## WHAT THIS TASK INVOLVES
Show each line of the data below that has the string "Bituminous" in it.
:: THE DATA ::
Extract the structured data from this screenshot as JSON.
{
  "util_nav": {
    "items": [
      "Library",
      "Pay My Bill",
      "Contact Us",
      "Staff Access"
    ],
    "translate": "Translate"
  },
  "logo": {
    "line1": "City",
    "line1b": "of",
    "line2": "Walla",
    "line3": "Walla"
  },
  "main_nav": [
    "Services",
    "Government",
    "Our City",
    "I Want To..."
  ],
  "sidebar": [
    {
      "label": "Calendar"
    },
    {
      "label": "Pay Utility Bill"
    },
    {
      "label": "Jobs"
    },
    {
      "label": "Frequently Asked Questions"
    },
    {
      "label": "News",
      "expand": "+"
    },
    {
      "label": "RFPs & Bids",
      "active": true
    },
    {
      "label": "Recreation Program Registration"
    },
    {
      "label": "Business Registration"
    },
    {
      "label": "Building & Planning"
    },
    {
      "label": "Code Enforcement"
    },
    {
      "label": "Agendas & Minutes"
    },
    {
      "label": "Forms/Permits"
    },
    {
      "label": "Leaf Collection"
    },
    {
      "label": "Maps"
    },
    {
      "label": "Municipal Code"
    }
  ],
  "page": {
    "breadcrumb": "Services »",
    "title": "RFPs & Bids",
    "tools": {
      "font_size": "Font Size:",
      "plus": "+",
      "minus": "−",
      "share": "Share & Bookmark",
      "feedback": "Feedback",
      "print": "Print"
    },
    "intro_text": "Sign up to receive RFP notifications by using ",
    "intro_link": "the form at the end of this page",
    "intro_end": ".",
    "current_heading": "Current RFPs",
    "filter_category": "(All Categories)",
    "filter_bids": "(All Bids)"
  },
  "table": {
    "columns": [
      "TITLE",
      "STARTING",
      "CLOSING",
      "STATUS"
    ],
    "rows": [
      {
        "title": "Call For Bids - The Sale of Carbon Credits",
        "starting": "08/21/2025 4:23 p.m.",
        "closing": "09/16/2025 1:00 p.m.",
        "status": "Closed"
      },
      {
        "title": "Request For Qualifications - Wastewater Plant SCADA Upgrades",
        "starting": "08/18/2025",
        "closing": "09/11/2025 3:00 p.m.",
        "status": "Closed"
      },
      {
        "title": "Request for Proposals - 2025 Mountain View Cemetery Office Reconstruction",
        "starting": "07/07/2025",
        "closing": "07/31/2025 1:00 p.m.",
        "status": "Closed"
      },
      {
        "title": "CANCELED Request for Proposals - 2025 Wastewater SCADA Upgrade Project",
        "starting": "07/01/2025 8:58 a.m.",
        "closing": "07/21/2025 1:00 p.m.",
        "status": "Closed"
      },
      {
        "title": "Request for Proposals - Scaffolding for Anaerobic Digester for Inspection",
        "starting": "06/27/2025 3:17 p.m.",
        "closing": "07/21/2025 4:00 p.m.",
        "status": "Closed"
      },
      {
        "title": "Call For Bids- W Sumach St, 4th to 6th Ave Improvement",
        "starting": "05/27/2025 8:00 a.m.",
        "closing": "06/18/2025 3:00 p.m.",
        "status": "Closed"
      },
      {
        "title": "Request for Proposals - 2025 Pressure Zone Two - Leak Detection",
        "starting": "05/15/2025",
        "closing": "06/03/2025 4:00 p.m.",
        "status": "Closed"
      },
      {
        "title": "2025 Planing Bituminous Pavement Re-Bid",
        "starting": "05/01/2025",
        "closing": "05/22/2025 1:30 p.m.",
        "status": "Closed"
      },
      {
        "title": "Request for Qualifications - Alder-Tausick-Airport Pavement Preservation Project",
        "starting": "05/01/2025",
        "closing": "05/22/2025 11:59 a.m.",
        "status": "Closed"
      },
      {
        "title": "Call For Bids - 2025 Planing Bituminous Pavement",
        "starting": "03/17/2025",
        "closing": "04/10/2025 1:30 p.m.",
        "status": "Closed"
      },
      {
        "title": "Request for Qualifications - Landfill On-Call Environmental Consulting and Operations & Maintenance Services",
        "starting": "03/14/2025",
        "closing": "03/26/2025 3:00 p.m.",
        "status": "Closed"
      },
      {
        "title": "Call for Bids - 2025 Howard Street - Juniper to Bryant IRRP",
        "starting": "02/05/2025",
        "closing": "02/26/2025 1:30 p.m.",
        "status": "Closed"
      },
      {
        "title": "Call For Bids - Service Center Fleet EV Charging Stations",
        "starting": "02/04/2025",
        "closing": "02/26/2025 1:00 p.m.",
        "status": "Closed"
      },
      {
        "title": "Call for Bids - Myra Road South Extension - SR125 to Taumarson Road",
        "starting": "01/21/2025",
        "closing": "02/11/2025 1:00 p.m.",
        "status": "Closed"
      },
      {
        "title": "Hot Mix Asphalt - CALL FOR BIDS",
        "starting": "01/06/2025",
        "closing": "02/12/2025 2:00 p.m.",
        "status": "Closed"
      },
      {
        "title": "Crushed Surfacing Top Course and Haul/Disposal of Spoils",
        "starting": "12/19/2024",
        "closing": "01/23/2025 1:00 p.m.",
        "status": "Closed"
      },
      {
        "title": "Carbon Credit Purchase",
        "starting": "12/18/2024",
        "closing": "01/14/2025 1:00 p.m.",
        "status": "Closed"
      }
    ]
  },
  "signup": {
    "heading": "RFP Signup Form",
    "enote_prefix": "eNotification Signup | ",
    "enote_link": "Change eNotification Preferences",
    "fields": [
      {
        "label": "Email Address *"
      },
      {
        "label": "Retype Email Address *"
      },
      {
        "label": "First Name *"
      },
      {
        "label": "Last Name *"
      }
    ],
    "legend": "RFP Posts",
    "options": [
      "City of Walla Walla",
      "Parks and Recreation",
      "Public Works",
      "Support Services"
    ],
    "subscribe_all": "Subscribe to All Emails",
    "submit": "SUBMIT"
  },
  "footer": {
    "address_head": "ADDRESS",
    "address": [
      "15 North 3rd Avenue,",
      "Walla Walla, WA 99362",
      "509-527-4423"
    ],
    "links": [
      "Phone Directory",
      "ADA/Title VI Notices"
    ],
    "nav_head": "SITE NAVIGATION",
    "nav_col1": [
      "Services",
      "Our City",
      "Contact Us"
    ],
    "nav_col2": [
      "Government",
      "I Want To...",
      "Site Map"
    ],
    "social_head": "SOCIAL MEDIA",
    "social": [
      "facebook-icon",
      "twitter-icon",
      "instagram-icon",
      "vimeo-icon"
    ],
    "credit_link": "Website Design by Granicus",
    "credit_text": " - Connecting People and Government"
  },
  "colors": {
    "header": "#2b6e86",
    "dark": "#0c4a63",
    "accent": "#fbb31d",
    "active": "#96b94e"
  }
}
:::
## FULL ANSWER
        "title": "2025 Planing Bituminous Pavement Re-Bid",
        "title": "Call For Bids - 2025 Planing Bituminous Pavement",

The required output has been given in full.